-------- DATA FOR PROCESSING

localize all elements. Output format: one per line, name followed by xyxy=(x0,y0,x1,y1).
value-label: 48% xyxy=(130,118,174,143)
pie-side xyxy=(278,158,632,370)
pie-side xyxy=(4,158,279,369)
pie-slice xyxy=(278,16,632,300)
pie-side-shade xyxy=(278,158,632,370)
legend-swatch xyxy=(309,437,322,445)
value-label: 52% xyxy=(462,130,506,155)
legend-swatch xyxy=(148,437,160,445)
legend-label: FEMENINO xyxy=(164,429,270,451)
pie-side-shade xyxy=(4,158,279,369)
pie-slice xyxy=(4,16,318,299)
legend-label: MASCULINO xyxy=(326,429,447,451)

----------------

STATED GOAL: Recast every line of the data above as a numbered list, leaving out any blank lines.

EXERCISE RESPONSE:
1. localize all elements. Output format: one per line, name followed by xyxy=(x0,y0,x1,y1).
2. value-label: 48% xyxy=(130,118,174,143)
3. pie-side xyxy=(278,158,632,370)
4. pie-side xyxy=(4,158,279,369)
5. pie-slice xyxy=(278,16,632,300)
6. pie-side-shade xyxy=(278,158,632,370)
7. legend-swatch xyxy=(309,437,322,445)
8. value-label: 52% xyxy=(462,130,506,155)
9. legend-swatch xyxy=(148,437,160,445)
10. legend-label: FEMENINO xyxy=(164,429,270,451)
11. pie-side-shade xyxy=(4,158,279,369)
12. pie-slice xyxy=(4,16,318,299)
13. legend-label: MASCULINO xyxy=(326,429,447,451)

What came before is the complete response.